* Aim of the task *
Return every record below exactly as written, omitting any pictures.

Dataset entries

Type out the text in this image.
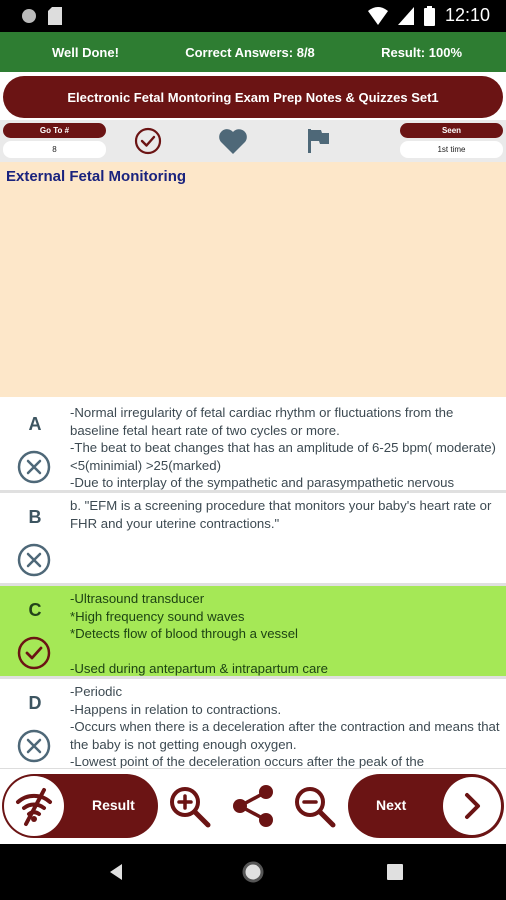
12:10
Well Done!	Correct Answers: 8/8	Result: 100%
Electronic Fetal Montoring Exam Prep Notes & Quizzes Set1
Go To #
8
Seen
1st time
External Fetal Monitoring
A
-Normal irregularity of fetal cardiac rhythm or fluctuations from the baseline fetal heart rate of two cycles or more.
-The beat to beat changes that has an amplitude of 6-25 bpm( moderate) <5(minimial) >25(marked)
-Due to interplay of the sympathetic and parasympathetic nervous
B
b. "EFM is a screening procedure that monitors your baby's heart rate or FHR and your uterine contractions."
C
-Ultrasound transducer
*High frequency sound waves
*Detects flow of blood through a vessel

-Used during antepartum & intrapartum care
D
-Periodic
-Happens in relation to contractions.
-Occurs when there is a deceleration after the contraction and means that the baby is not getting enough oxygen.
-Lowest point of the deceleration occurs after the peak of the
Result	Next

* Solution to this problem *
Type out the text in this image.
12:10
Well Done!	Correct Answers: 8/8	Result: 100%
Electronic Fetal Montoring Exam Prep Notes & Quizzes Set1
Go To #
8
Seen
1st time
External Fetal Monitoring
A
-Normal irregularity of fetal cardiac rhythm or fluctuations from the baseline fetal heart rate of two cycles or more.
-The beat to beat changes that has an amplitude of 6-25 bpm( moderate) <5(minimial) >25(marked)
-Due to interplay of the sympathetic and parasympathetic nervous
B
b. "EFM is a screening procedure that monitors your baby's heart rate or FHR and your uterine contractions."
C
-Ultrasound transducer
*High frequency sound waves
*Detects flow of blood through a vessel

-Used during antepartum & intrapartum care
D
-Periodic
-Happens in relation to contractions.
-Occurs when there is a deceleration after the contraction and means that the baby is not getting enough oxygen.
-Lowest point of the deceleration occurs after the peak of the
Result	Next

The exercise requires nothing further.